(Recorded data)

>> begin

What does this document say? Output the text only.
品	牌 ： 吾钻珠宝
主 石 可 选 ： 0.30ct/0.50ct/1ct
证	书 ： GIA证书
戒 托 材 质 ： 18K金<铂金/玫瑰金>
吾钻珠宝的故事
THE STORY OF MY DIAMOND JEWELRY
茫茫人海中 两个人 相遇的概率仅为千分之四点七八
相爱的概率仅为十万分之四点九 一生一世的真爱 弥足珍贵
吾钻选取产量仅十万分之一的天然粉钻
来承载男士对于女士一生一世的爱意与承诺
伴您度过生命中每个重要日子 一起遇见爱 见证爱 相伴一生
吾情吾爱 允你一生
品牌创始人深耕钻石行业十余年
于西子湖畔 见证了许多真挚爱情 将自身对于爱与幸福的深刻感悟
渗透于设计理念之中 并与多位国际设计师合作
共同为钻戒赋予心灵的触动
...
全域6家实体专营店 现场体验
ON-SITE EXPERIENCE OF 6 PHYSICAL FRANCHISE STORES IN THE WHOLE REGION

>> end

Retype all of the material, keeping each line exact.

What does this document say? Output the text only.
品	牌 ： 吾钻珠宝
主 石 可 选 ： 0.30ct/0.50ct/1ct
证	书 ： GIA证书
戒 托 材 质 ： 18K金<铂金/玫瑰金>
吾钻珠宝的故事
THE STORY OF MY DIAMOND JEWELRY
茫茫人海中 两个人 相遇的概率仅为千分之四点七八
相爱的概率仅为十万分之四点九 一生一世的真爱 弥足珍贵
吾钻选取产量仅十万分之一的天然粉钻
来承载男士对于女士一生一世的爱意与承诺
伴您度过生命中每个重要日子 一起遇见爱 见证爱 相伴一生
吾情吾爱 允你一生
品牌创始人深耕钻石行业十余年
于西子湖畔 见证了许多真挚爱情 将自身对于爱与幸福的深刻感悟
渗透于设计理念之中 并与多位国际设计师合作
共同为钻戒赋予心灵的触动
...
全域6家实体专营店 现场体验
ON-SITE EXPERIENCE OF 6 PHYSICAL FRANCHISE STORES IN THE WHOLE REGION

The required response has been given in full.